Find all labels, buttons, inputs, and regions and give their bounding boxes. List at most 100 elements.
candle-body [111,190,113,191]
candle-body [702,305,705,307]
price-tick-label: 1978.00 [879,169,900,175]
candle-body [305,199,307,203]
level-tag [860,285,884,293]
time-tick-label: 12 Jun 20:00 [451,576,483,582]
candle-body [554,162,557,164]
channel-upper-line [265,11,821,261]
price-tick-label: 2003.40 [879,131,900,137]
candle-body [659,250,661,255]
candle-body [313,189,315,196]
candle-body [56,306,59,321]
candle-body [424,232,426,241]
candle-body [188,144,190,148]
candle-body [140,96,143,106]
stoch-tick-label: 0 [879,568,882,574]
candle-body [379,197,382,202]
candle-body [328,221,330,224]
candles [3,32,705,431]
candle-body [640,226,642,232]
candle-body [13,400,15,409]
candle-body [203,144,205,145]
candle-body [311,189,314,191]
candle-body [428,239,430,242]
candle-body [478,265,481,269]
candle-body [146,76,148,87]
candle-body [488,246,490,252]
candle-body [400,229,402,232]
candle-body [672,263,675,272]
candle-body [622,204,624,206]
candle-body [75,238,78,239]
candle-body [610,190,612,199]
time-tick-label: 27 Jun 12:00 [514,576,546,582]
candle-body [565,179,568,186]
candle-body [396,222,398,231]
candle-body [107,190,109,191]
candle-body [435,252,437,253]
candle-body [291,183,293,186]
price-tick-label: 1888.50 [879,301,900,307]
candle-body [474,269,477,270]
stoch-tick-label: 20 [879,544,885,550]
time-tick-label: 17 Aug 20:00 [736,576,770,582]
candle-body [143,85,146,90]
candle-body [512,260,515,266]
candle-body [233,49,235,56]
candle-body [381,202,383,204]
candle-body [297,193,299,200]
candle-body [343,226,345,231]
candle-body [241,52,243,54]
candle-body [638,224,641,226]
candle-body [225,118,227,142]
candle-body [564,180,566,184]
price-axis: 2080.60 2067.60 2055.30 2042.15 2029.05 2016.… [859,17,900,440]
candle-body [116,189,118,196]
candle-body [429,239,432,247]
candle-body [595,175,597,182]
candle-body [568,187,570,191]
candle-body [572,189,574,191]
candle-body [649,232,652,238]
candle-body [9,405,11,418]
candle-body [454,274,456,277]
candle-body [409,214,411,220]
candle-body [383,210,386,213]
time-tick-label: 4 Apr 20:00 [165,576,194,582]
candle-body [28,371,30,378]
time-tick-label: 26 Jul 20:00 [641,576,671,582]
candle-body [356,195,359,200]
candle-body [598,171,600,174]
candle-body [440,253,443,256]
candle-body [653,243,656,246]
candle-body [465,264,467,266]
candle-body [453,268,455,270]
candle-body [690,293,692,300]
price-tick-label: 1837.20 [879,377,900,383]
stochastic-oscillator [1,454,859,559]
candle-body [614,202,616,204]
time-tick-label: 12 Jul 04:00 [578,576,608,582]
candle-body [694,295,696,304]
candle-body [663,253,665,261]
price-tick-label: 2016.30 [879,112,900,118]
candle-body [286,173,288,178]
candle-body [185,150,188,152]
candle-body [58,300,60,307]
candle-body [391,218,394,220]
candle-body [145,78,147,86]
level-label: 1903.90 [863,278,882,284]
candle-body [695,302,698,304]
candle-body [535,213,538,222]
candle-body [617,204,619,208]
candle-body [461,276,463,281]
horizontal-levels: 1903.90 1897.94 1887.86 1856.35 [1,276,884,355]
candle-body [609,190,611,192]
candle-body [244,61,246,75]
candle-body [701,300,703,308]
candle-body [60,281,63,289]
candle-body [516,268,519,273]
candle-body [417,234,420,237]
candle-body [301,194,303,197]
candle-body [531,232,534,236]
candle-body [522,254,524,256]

EXERCISE DIRECTIONS: Pick out each row above that contains the word "time" and copy those rows. The match must be case-sensitive.

RESULT OF THIS EXERCISE:
time-tick-label: 12 Jun 20:00 [451,576,483,582]
time-tick-label: 27 Jun 12:00 [514,576,546,582]
time-tick-label: 17 Aug 20:00 [736,576,770,582]
time-tick-label: 4 Apr 20:00 [165,576,194,582]
time-tick-label: 26 Jul 20:00 [641,576,671,582]
time-tick-label: 12 Jul 04:00 [578,576,608,582]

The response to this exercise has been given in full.